What you are asked to do: In the listing below, locate the lines that hold "ylabel" and copy them.

(Stored data)
━━━━
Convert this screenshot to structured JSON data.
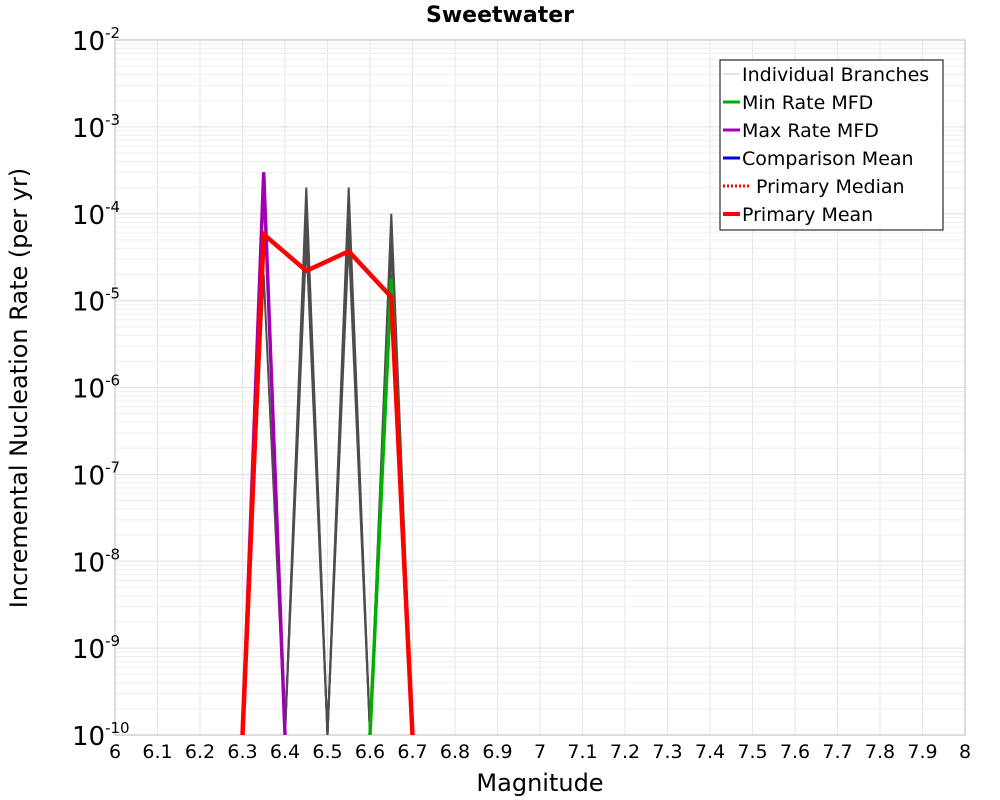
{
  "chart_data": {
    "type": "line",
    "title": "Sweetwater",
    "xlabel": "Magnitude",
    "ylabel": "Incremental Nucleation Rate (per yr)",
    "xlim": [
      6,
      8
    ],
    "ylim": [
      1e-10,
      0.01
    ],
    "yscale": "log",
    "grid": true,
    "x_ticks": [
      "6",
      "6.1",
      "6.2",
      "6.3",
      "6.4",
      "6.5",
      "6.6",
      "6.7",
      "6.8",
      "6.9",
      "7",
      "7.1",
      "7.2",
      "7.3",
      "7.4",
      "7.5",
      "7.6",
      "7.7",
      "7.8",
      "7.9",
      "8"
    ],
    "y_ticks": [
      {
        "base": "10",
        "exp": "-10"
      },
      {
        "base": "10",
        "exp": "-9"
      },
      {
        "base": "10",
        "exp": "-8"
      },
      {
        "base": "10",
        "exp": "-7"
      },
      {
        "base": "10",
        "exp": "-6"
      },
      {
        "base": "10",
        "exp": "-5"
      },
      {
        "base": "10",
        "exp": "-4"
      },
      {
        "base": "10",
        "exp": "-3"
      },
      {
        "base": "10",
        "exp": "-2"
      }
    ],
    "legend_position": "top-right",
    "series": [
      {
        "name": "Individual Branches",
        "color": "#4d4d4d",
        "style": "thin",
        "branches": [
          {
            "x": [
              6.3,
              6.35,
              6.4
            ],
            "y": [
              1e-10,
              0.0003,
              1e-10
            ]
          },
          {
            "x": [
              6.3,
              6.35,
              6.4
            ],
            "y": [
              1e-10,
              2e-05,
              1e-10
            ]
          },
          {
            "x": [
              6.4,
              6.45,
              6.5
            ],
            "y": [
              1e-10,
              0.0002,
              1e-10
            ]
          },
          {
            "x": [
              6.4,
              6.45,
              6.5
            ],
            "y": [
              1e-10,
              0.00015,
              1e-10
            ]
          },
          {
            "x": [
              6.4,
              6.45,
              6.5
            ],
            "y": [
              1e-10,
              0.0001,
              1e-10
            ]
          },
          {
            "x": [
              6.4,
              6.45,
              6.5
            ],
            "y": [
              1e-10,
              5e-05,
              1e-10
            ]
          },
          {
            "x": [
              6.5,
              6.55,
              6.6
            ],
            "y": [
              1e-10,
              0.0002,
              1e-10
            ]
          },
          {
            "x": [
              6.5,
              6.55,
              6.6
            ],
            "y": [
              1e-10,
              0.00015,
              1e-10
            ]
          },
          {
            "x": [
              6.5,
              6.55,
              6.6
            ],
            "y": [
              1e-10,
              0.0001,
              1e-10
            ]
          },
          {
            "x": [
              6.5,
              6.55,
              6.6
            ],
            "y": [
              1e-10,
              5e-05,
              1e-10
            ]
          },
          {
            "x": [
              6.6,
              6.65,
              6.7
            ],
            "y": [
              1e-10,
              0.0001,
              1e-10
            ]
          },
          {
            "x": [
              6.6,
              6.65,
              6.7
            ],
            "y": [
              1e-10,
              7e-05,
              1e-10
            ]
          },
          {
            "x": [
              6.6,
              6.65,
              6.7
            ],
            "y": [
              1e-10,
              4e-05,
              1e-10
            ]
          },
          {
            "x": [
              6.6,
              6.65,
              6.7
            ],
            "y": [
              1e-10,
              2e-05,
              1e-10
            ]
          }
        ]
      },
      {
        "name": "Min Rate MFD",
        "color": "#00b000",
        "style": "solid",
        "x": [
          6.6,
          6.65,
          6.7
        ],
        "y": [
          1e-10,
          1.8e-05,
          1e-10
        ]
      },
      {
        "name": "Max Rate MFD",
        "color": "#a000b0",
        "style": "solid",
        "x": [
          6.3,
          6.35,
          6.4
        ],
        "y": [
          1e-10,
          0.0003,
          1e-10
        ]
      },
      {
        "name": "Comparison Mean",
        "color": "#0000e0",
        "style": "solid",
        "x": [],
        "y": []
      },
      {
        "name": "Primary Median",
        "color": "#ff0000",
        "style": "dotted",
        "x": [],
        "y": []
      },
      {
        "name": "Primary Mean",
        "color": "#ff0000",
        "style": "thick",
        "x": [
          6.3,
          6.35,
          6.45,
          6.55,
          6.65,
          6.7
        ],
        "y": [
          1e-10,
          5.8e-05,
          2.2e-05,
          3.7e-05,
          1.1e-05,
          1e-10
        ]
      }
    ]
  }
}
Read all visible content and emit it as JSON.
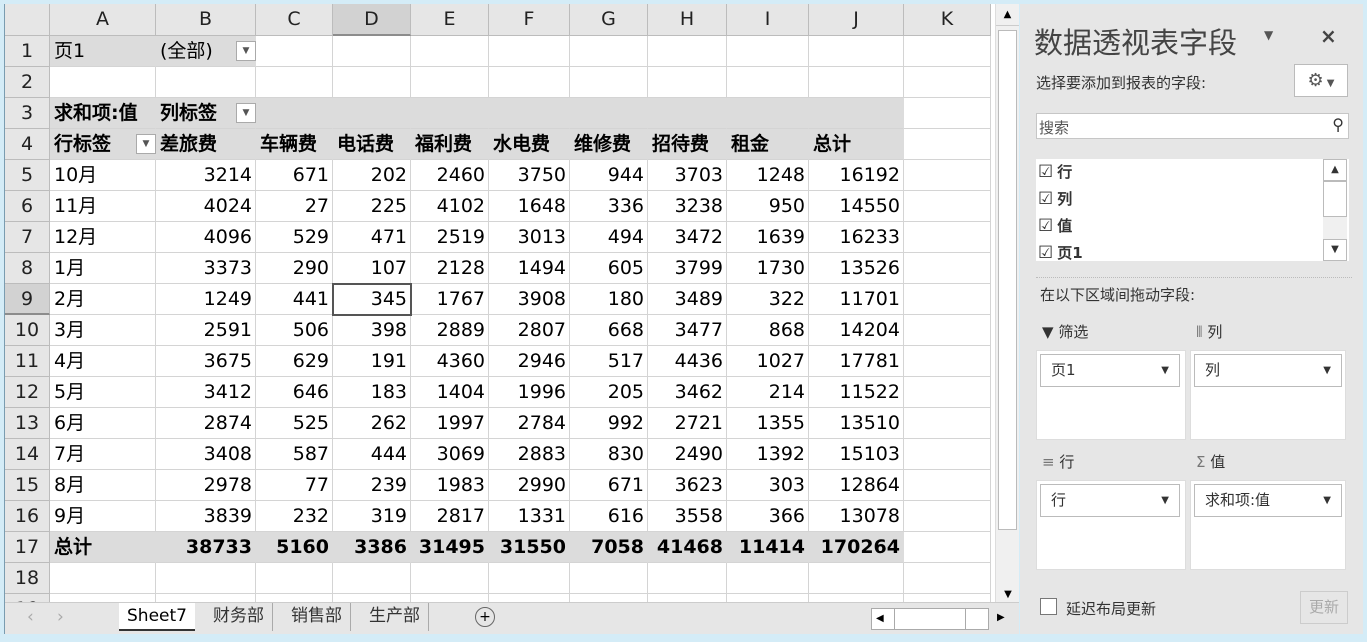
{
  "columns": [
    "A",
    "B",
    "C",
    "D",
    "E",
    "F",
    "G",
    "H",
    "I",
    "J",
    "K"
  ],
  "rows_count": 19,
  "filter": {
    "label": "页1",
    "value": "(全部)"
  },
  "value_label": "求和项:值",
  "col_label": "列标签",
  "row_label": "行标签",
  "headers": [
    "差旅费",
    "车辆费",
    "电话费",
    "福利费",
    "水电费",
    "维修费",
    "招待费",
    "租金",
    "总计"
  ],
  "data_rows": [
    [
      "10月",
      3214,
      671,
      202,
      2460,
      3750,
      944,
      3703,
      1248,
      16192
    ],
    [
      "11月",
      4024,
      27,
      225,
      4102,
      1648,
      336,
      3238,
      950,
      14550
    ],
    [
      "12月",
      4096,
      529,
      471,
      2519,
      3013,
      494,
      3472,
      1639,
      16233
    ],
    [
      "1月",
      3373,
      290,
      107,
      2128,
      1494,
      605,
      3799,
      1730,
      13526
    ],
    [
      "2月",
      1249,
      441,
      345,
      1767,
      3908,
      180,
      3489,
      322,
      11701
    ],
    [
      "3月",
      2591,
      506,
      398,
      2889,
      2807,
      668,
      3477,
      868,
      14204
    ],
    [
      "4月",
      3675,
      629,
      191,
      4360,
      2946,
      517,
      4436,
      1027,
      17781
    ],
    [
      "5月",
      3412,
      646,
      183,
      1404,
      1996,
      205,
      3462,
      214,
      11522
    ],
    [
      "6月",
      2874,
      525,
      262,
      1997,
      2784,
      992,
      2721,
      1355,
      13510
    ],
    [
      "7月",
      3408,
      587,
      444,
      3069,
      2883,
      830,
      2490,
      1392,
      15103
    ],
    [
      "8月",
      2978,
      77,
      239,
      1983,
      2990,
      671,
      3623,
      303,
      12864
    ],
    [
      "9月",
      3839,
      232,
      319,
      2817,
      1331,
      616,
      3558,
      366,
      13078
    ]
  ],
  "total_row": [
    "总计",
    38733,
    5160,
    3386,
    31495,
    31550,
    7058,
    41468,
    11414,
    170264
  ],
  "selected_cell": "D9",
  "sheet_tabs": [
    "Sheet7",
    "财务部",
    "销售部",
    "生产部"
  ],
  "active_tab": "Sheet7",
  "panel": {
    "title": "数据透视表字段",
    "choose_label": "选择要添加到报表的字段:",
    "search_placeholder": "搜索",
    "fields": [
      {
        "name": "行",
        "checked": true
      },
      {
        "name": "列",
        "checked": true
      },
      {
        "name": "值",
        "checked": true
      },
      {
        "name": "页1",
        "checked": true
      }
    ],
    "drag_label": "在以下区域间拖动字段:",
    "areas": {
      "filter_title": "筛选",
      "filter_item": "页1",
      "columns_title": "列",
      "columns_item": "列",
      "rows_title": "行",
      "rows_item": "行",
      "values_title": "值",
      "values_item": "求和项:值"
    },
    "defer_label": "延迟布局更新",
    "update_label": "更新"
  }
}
━━━━
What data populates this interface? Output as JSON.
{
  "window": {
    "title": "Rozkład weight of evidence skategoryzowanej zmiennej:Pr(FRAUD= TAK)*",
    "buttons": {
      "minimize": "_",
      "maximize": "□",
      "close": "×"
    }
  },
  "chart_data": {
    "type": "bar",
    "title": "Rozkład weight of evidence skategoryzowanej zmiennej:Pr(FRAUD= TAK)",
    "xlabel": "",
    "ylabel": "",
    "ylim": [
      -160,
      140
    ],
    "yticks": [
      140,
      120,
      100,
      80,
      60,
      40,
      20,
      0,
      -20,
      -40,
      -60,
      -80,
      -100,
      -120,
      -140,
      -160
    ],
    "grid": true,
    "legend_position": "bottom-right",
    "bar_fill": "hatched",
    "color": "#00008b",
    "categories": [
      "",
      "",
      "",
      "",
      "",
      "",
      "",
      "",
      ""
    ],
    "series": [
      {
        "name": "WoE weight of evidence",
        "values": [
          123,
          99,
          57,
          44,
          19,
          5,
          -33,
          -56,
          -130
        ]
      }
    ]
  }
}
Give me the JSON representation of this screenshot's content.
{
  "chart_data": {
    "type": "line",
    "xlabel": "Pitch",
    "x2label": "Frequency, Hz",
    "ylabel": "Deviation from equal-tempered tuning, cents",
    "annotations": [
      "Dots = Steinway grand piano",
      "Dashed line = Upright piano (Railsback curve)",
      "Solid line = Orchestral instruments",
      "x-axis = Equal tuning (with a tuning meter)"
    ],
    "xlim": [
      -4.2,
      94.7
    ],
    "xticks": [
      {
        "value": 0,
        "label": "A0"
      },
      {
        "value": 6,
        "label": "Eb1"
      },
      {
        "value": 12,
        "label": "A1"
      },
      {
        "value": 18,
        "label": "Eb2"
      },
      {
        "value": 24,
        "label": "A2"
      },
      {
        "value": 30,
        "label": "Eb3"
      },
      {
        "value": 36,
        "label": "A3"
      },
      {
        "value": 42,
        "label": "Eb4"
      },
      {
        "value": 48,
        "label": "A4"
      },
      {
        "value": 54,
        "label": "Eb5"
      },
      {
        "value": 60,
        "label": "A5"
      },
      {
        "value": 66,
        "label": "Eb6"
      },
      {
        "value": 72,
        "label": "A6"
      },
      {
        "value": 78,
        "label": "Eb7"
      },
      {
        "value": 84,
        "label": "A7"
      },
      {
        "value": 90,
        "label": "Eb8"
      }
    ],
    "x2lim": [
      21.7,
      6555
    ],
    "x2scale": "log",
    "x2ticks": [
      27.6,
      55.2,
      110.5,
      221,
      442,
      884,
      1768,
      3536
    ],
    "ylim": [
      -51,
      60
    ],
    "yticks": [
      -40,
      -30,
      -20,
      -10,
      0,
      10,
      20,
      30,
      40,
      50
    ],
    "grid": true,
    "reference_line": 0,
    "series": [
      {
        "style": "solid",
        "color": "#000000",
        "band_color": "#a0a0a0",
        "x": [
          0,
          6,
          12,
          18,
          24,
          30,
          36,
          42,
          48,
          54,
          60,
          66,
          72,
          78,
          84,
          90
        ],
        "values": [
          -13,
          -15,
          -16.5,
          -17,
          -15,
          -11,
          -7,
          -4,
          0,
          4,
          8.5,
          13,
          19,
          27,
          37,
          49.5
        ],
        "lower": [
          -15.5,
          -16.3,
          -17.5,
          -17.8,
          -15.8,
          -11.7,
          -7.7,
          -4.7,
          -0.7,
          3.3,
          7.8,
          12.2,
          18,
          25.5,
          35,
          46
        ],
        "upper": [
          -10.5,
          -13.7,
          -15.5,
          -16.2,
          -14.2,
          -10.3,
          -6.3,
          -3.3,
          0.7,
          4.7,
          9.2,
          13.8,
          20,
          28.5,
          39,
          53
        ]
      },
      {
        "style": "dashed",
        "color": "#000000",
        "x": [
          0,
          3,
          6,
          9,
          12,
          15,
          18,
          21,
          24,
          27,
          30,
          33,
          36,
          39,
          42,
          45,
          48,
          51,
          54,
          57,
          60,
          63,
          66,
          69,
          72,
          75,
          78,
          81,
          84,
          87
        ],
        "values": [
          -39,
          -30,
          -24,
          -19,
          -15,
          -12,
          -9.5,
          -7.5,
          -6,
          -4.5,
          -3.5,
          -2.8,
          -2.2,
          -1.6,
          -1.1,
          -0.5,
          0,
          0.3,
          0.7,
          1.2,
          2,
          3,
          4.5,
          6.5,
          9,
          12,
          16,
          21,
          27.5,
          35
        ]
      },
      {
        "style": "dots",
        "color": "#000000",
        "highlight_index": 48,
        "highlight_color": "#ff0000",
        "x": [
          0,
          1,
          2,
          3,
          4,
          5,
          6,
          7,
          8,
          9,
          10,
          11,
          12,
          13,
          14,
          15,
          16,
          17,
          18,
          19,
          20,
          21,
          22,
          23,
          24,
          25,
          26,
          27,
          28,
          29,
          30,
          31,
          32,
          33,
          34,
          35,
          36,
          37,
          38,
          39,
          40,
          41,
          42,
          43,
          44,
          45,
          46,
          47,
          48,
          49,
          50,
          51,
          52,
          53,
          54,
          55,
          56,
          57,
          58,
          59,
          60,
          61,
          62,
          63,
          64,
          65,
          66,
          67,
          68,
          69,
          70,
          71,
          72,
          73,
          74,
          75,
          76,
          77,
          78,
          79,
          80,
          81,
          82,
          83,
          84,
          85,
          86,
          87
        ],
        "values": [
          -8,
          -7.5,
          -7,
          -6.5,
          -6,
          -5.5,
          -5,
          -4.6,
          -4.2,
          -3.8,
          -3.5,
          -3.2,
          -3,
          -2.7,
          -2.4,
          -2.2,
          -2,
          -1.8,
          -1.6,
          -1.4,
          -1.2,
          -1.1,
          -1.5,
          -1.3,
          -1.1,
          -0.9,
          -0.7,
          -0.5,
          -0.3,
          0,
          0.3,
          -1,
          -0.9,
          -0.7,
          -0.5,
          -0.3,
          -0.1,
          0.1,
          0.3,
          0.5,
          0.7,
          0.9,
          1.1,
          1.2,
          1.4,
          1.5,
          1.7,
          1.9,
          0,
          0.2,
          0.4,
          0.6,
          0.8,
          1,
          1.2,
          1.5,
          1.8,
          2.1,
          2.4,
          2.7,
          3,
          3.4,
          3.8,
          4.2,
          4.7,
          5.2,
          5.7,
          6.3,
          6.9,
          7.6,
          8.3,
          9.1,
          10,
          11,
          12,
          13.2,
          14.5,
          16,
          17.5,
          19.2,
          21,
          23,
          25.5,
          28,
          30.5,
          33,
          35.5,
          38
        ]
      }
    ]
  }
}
━━━━
Expected output:
    "ylabel": "Incremental Nucleation Rate (per yr)",
    "ylabel": "",
    "ylabel": "Deviation from equal-tempered tuning, cents",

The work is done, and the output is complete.